━━ Extracted records ━━

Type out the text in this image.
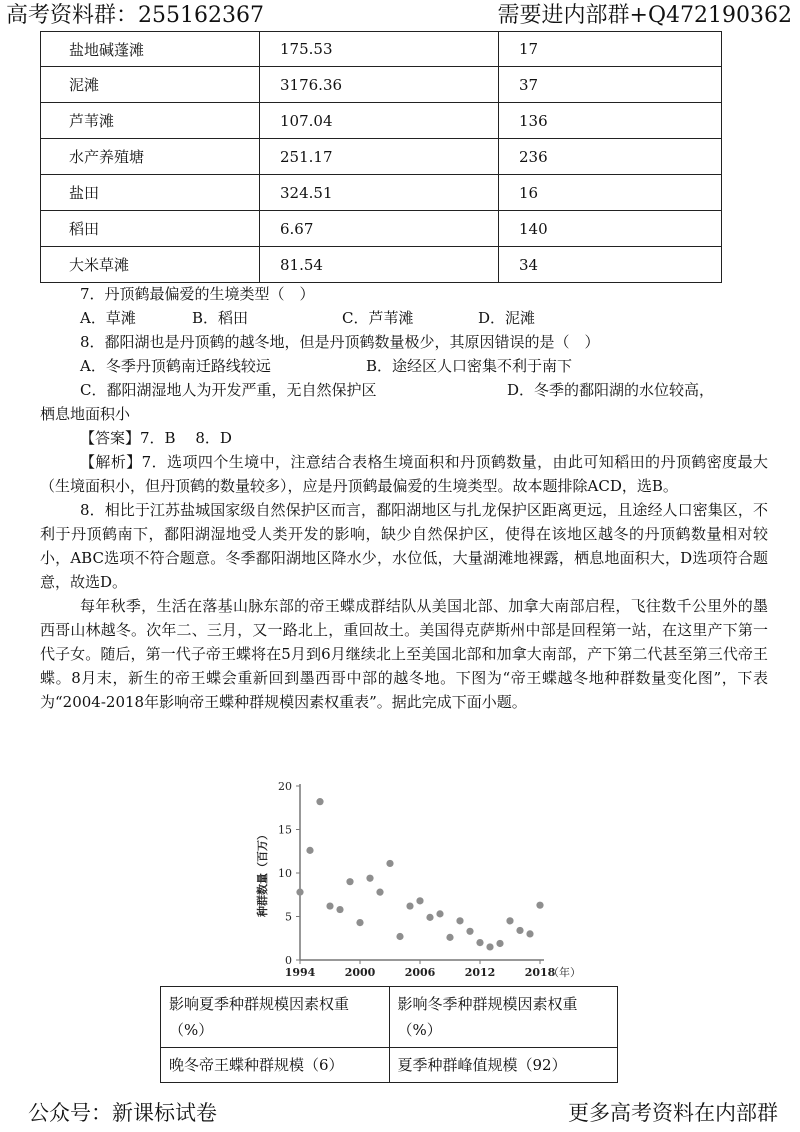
高考资料群：255162367	需要进内部群+Q472190362
盐地碱蓬滩	175.53	17
泥滩	3176.36	37
芦苇滩	107.04	136
水产养殖塘	251.17	236
盐田	324.51	16
稻田	6.67	140
大米草滩	81.54	34
7．丹顶鹤最偏爱的生境类型（　）
A．草滩	B．稻田	C．芦苇滩	D．泥滩
8．鄱阳湖也是丹顶鹤的越冬地，但是丹顶鹤数量极少，其原因错误的是（　）
A．冬季丹顶鹤南迁路线较远	B．途经区人口密集不利于南下
C．鄱阳湖湿地人为开发严重，无自然保护区	D．冬季的鄱阳湖的水位较高，
栖息地面积小
【答案】7．B　 8．D
【解析】7．选项四个生境中，注意结合表格生境面积和丹顶鹤数量，由此可知稻田的丹顶鹤密度最大（生境面积小，但丹顶鹤的数量较多），应是丹顶鹤最偏爱的生境类型。故本题排除ACD，选B。
8．相比于江苏盐城国家级自然保护区而言，鄱阳湖地区与扎龙保护区距离更远，且途经人口密集区，不利于丹顶鹤南下，鄱阳湖湿地受人类开发的影响，缺少自然保护区，使得在该地区越冬的丹顶鹤数量相对较小，ABC选项不符合题意。冬季鄱阳湖地区降水少，水位低，大量湖滩地裸露，栖息地面积大，D选项符合题意，故选D。
每年秋季，生活在落基山脉东部的帝王蝶成群结队从美国北部、加拿大南部启程，飞往数千公里外的墨西哥山林越冬。次年二、三月，又一路北上，重回故土。美国得克萨斯州中部是回程第一站，在这里产下第一代子女。随后，第一代子帝王蝶将在5月到6月继续北上至美国北部和加拿大南部，产下第二代甚至第三代帝王蝶。8月末，新生的帝王蝶会重新回到墨西哥中部的越冬地。下图为“帝王蝶越冬地种群数量变化图”，下表为“2004-2018年影响帝王蝶种群规模因素权重表”。据此完成下面小题。
0
5
10
15
20
1994	2000	2006	2012	2018
（年）
种群数量（百万）
影响夏季种群规模因素权重（%）	影响冬季种群规模因素权重（%）
晚冬帝王蝶种群规模（6）	夏季种群峰值规模（92）
公众号：新课标试卷	更多高考资料在内部群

━━━

• [Objective]: Using the records above, retype everything exactly except the pictures.

• [Reply]:
Type out the text in this image.
高考资料群：255162367	需要进内部群+Q472190362
盐地碱蓬滩	175.53	17
泥滩	3176.36	37
芦苇滩	107.04	136
水产养殖塘	251.17	236
盐田	324.51	16
稻田	6.67	140
大米草滩	81.54	34
7．丹顶鹤最偏爱的生境类型（　）
A．草滩	B．稻田	C．芦苇滩	D．泥滩
8．鄱阳湖也是丹顶鹤的越冬地，但是丹顶鹤数量极少，其原因错误的是（　）
A．冬季丹顶鹤南迁路线较远	B．途经区人口密集不利于南下
C．鄱阳湖湿地人为开发严重，无自然保护区	D．冬季的鄱阳湖的水位较高，
栖息地面积小
【答案】7．B　 8．D
【解析】7．选项四个生境中，注意结合表格生境面积和丹顶鹤数量，由此可知稻田的丹顶鹤密度最大（生境面积小，但丹顶鹤的数量较多），应是丹顶鹤最偏爱的生境类型。故本题排除ACD，选B。
8．相比于江苏盐城国家级自然保护区而言，鄱阳湖地区与扎龙保护区距离更远，且途经人口密集区，不利于丹顶鹤南下，鄱阳湖湿地受人类开发的影响，缺少自然保护区，使得在该地区越冬的丹顶鹤数量相对较小，ABC选项不符合题意。冬季鄱阳湖地区降水少，水位低，大量湖滩地裸露，栖息地面积大，D选项符合题意，故选D。
每年秋季，生活在落基山脉东部的帝王蝶成群结队从美国北部、加拿大南部启程，飞往数千公里外的墨西哥山林越冬。次年二、三月，又一路北上，重回故土。美国得克萨斯州中部是回程第一站，在这里产下第一代子女。随后，第一代子帝王蝶将在5月到6月继续北上至美国北部和加拿大南部，产下第二代甚至第三代帝王蝶。8月末，新生的帝王蝶会重新回到墨西哥中部的越冬地。下图为“帝王蝶越冬地种群数量变化图”，下表为“2004-2018年影响帝王蝶种群规模因素权重表”。据此完成下面小题。
0
5
10
15
20
1994	2000	2006	2012	2018
（年）
种群数量（百万）
影响夏季种群规模因素权重（%）	影响冬季种群规模因素权重（%）
晚冬帝王蝶种群规模（6）	夏季种群峰值规模（92）
公众号：新课标试卷	更多高考资料在内部群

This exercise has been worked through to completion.